> **Work required**: Gather every line in the listing below that contains the word "drive".

____

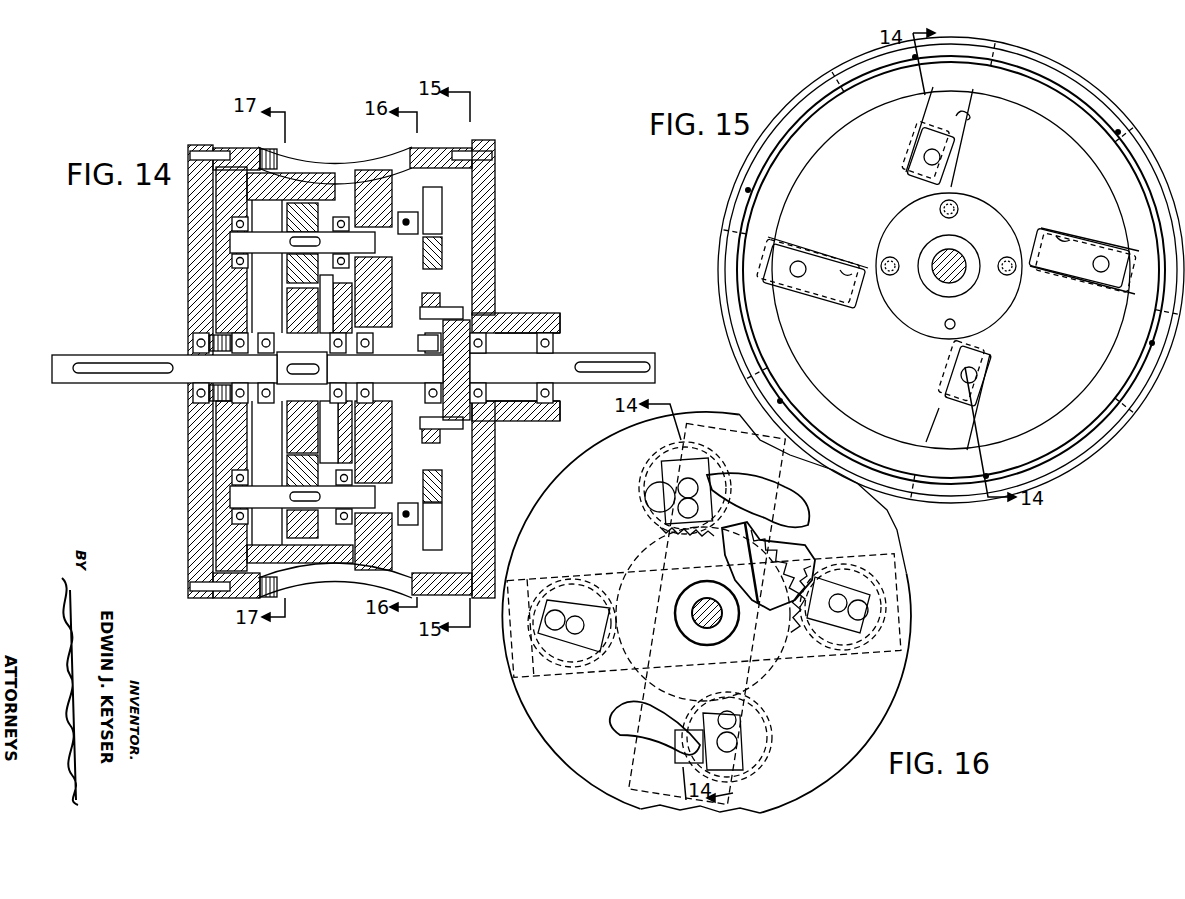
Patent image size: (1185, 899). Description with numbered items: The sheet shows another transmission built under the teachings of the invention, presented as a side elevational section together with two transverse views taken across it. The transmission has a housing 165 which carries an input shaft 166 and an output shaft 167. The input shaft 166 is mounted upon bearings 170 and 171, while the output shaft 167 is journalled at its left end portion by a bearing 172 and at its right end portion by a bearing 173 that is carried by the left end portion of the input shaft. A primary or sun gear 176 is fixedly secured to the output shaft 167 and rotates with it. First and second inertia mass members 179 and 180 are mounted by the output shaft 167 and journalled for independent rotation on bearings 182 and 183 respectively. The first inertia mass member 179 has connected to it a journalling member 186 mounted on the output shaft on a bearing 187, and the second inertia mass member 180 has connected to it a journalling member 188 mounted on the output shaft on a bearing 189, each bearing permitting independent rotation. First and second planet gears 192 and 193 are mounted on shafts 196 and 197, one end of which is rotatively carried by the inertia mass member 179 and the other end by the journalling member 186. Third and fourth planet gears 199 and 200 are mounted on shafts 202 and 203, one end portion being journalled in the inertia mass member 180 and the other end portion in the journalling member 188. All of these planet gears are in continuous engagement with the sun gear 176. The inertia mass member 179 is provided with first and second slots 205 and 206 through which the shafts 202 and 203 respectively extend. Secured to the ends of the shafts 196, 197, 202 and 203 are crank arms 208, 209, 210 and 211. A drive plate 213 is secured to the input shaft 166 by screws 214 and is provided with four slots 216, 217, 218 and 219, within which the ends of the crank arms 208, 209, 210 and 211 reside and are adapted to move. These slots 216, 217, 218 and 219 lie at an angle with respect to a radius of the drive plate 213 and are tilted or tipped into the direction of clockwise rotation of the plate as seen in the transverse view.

In FIG. 14, the housing 165 is at (483, 237).
In FIG. 15, the housing 165 is at (1112, 107).
In FIG. 14, the input shaft 166 is at (595, 352).
In FIG. 14, the output shaft 167 is at (120, 355).
In FIG. 14, the bearing 170 is at (545, 320).
In FIG. 14, the bearing 171 is at (496, 314).
In FIG. 14, the bearing 172 is at (205, 336).
In FIG. 14, the bearing 173 is at (422, 352).
In FIG. 14, the sun gear 176 is at (274, 328).
In FIG. 16, the sun gear 176 is at (767, 550).
In FIG. 14, the first inertia mass member 179 is at (375, 200).
In FIG. 16, the first inertia mass member 179 is at (550, 741).
In FIG. 14, the second inertia mass member 180 is at (238, 178).
In FIG. 14, the bearing 182 is at (398, 370).
In FIG. 14, the bearing 183 is at (198, 352).
In FIG. 14, the journalling member 186 is at (232, 290).
In FIG. 14, the bearing 187 is at (240, 362).
In FIG. 14, the journalling member 188 is at (340, 180).
In FIG. 14, the bearing 189 is at (355, 415).
In FIG. 16, the first planet gear 192 is at (580, 573).
In FIG. 16, the second planet gear 193 is at (793, 543).
In FIG. 16, the shaft 196 is at (572, 630).
In FIG. 16, the shaft 197 is at (837, 613).
In FIG. 14, the third planet gear 199 is at (300, 212).
In FIG. 16, the third planet gear 199 is at (713, 463).
In FIG. 14, the fourth planet gear 200 is at (285, 478).
In FIG. 16, the fourth planet gear 200 is at (760, 715).
In FIG. 14, the shaft 202 is at (240, 243).
In FIG. 16, the shaft 202 is at (683, 488).
In FIG. 14, the shaft 203 is at (238, 520).
In FIG. 16, the shaft 203 is at (733, 740).
In FIG. 14, the first slot 205 is at (395, 196).
In FIG. 16, the first slot 205 is at (772, 492).
In FIG. 14, the second slot 206 is at (375, 568).
In FIG. 16, the second slot 206 is at (655, 745).
In FIG. 15, the crank arm 208 is at (798, 277).
In FIG. 16, the crank arm 208 is at (553, 618).
In FIG. 15, the crank arm 209 is at (1101, 272).
In FIG. 16, the crank arm 209 is at (857, 613).
In FIG. 15, the crank arm 210 is at (941, 157).
In FIG. 16, the crank arm 210 is at (687, 508).
In FIG. 15, the crank arm 211 is at (977, 375).
In FIG. 16, the crank arm 211 is at (720, 717).
In FIG. 14, the drive plate 213 is at (437, 216).
In FIG. 15, the drive plate 213 is at (1061, 397).
In FIG. 14, the screws 214 is at (460, 295).
In FIG. 15, the screws 214 is at (943, 209).
In FIG. 15, the slot 216 is at (845, 273).
In FIG. 15, the slot 217 is at (1061, 234).
In FIG. 15, the slot 218 is at (967, 115).
In FIG. 15, the slot 219 is at (936, 416).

____

> **Exercise answer**:
Patent image size: (1185, 899). Description with numbered items: The sheet shows another transmission built under the teachings of the invention, presented as a side elevational section together with two transverse views taken across it. The transmission has a housing 165 which carries an input shaft 166 and an output shaft 167. The input shaft 166 is mounted upon bearings 170 and 171, while the output shaft 167 is journalled at its left end portion by a bearing 172 and at its right end portion by a bearing 173 that is carried by the left end portion of the input shaft. A primary or sun gear 176 is fixedly secured to the output shaft 167 and rotates with it. First and second inertia mass members 179 and 180 are mounted by the output shaft 167 and journalled for independent rotation on bearings 182 and 183 respectively. The first inertia mass member 179 has connected to it a journalling member 186 mounted on the output shaft on a bearing 187, and the second inertia mass member 180 has connected to it a journalling member 188 mounted on the output shaft on a bearing 189, each bearing permitting independent rotation. First and second planet gears 192 and 193 are mounted on shafts 196 and 197, one end of which is rotatively carried by the inertia mass member 179 and the other end by the journalling member 186. Third and fourth planet gears 199 and 200 are mounted on shafts 202 and 203, one end portion being journalled in the inertia mass member 180 and the other end portion in the journalling member 188. All of these planet gears are in continuous engagement with the sun gear 176. The inertia mass member 179 is provided with first and second slots 205 and 206 through which the shafts 202 and 203 respectively extend. Secured to the ends of the shafts 196, 197, 202 and 203 are crank arms 208, 209, 210 and 211. A drive plate 213 is secured to the input shaft 166 by screws 214 and is provided with four slots 216, 217, 218 and 219, within which the ends of the crank arms 208, 209, 210 and 211 reside and are adapted to move. These slots 216, 217, 218 and 219 lie at an angle with respect to a radius of the drive plate 213 and are tilted or tipped into the direction of clockwise rotation of the plate as seen in the transverse view.
In FIG. 14, the drive plate 213 is at (437, 216).
In FIG. 15, the drive plate 213 is at (1061, 397).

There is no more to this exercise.